▶ **Objective**
Repeat the listing in full, exactly as it stands.

▶ **Material provided**
..........

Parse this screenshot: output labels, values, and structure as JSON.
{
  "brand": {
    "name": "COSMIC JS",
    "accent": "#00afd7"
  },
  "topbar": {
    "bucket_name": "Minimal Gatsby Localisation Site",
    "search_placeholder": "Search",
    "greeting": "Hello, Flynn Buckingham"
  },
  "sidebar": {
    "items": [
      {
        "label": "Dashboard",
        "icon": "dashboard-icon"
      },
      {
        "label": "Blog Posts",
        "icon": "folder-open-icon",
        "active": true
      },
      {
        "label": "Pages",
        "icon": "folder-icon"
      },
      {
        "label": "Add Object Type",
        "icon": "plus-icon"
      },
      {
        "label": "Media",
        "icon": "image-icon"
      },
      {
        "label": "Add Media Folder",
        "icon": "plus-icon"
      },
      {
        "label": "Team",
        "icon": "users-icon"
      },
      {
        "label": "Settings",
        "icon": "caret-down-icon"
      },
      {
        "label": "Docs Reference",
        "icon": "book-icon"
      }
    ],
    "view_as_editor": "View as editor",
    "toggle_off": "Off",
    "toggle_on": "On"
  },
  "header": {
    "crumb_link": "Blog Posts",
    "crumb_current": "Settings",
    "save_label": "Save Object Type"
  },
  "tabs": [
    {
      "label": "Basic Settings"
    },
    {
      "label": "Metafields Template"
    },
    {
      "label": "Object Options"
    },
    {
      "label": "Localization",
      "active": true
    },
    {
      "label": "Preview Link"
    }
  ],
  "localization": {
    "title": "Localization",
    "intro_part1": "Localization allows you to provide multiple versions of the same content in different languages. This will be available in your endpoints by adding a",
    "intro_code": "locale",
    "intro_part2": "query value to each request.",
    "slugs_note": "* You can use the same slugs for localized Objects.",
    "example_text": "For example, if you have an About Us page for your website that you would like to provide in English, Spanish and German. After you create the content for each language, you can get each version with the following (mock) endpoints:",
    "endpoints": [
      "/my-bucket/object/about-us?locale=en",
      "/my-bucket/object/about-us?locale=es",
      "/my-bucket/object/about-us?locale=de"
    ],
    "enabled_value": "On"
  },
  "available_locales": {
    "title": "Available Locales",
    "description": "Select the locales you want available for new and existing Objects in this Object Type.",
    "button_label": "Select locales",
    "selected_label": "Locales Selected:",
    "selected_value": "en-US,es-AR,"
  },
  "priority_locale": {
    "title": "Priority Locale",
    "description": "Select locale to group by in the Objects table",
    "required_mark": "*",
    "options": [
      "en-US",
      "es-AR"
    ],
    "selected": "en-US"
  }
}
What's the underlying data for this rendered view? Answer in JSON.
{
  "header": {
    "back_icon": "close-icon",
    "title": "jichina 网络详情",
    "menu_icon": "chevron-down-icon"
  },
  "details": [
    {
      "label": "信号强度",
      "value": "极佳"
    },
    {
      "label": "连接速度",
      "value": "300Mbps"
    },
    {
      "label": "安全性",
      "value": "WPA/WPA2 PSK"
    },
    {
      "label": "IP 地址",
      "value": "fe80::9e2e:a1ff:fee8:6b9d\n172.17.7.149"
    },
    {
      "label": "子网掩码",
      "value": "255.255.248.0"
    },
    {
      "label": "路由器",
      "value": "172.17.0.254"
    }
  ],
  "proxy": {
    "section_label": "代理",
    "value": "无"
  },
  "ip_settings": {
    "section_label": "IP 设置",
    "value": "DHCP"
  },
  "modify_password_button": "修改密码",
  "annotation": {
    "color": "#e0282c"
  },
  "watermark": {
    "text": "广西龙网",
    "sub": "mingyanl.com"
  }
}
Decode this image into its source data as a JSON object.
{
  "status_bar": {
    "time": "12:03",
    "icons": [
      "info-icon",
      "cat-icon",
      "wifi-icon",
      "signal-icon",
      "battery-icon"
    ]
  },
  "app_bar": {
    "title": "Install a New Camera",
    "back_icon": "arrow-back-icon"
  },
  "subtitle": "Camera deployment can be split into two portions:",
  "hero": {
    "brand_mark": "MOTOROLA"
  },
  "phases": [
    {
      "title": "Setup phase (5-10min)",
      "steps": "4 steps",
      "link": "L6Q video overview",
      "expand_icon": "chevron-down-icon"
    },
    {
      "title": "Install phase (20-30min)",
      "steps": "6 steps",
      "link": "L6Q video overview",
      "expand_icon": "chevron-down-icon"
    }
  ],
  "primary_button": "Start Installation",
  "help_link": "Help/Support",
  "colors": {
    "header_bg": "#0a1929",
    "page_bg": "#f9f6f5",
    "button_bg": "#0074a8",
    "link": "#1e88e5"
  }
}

..........

▶ **Task result**
Parse this screenshot: output labels, values, and structure as JSON.
{
  "brand": {
    "name": "COSMIC JS",
    "accent": "#00afd7"
  },
  "topbar": {
    "bucket_name": "Minimal Gatsby Localisation Site",
    "search_placeholder": "Search",
    "greeting": "Hello, Flynn Buckingham"
  },
  "sidebar": {
    "items": [
      {
        "label": "Dashboard",
        "icon": "dashboard-icon"
      },
      {
        "label": "Blog Posts",
        "icon": "folder-open-icon",
        "active": true
      },
      {
        "label": "Pages",
        "icon": "folder-icon"
      },
      {
        "label": "Add Object Type",
        "icon": "plus-icon"
      },
      {
        "label": "Media",
        "icon": "image-icon"
      },
      {
        "label": "Add Media Folder",
        "icon": "plus-icon"
      },
      {
        "label": "Team",
        "icon": "users-icon"
      },
      {
        "label": "Settings",
        "icon": "caret-down-icon"
      },
      {
        "label": "Docs Reference",
        "icon": "book-icon"
      }
    ],
    "view_as_editor": "View as editor",
    "toggle_off": "Off",
    "toggle_on": "On"
  },
  "header": {
    "crumb_link": "Blog Posts",
    "crumb_current": "Settings",
    "save_label": "Save Object Type"
  },
  "tabs": [
    {
      "label": "Basic Settings"
    },
    {
      "label": "Metafields Template"
    },
    {
      "label": "Object Options"
    },
    {
      "label": "Localization",
      "active": true
    },
    {
      "label": "Preview Link"
    }
  ],
  "localization": {
    "title": "Localization",
    "intro_part1": "Localization allows you to provide multiple versions of the same content in different languages. This will be available in your endpoints by adding a",
    "intro_code": "locale",
    "intro_part2": "query value to each request.",
    "slugs_note": "* You can use the same slugs for localized Objects.",
    "example_text": "For example, if you have an About Us page for your website that you would like to provide in English, Spanish and German. After you create the content for each language, you can get each version with the following (mock) endpoints:",
    "endpoints": [
      "/my-bucket/object/about-us?locale=en",
      "/my-bucket/object/about-us?locale=es",
      "/my-bucket/object/about-us?locale=de"
    ],
    "enabled_value": "On"
  },
  "available_locales": {
    "title": "Available Locales",
    "description": "Select the locales you want available for new and existing Objects in this Object Type.",
    "button_label": "Select locales",
    "selected_label": "Locales Selected:",
    "selected_value": "en-US,es-AR,"
  },
  "priority_locale": {
    "title": "Priority Locale",
    "description": "Select locale to group by in the Objects table",
    "required_mark": "*",
    "options": [
      "en-US",
      "es-AR"
    ],
    "selected": "en-US"
  }
}
What's the underlying data for this rendered view? Answer in JSON.
{
  "header": {
    "back_icon": "close-icon",
    "title": "jichina 网络详情",
    "menu_icon": "chevron-down-icon"
  },
  "details": [
    {
      "label": "信号强度",
      "value": "极佳"
    },
    {
      "label": "连接速度",
      "value": "300Mbps"
    },
    {
      "label": "安全性",
      "value": "WPA/WPA2 PSK"
    },
    {
      "label": "IP 地址",
      "value": "fe80::9e2e:a1ff:fee8:6b9d\n172.17.7.149"
    },
    {
      "label": "子网掩码",
      "value": "255.255.248.0"
    },
    {
      "label": "路由器",
      "value": "172.17.0.254"
    }
  ],
  "proxy": {
    "section_label": "代理",
    "value": "无"
  },
  "ip_settings": {
    "section_label": "IP 设置",
    "value": "DHCP"
  },
  "modify_password_button": "修改密码",
  "annotation": {
    "color": "#e0282c"
  },
  "watermark": {
    "text": "广西龙网",
    "sub": "mingyanl.com"
  }
}
Decode this image into its source data as a JSON object.
{
  "status_bar": {
    "time": "12:03",
    "icons": [
      "info-icon",
      "cat-icon",
      "wifi-icon",
      "signal-icon",
      "battery-icon"
    ]
  },
  "app_bar": {
    "title": "Install a New Camera",
    "back_icon": "arrow-back-icon"
  },
  "subtitle": "Camera deployment can be split into two portions:",
  "hero": {
    "brand_mark": "MOTOROLA"
  },
  "phases": [
    {
      "title": "Setup phase (5-10min)",
      "steps": "4 steps",
      "link": "L6Q video overview",
      "expand_icon": "chevron-down-icon"
    },
    {
      "title": "Install phase (20-30min)",
      "steps": "6 steps",
      "link": "L6Q video overview",
      "expand_icon": "chevron-down-icon"
    }
  ],
  "primary_button": "Start Installation",
  "help_link": "Help/Support",
  "colors": {
    "header_bg": "#0a1929",
    "page_bg": "#f9f6f5",
    "button_bg": "#0074a8",
    "link": "#1e88e5"
  }
}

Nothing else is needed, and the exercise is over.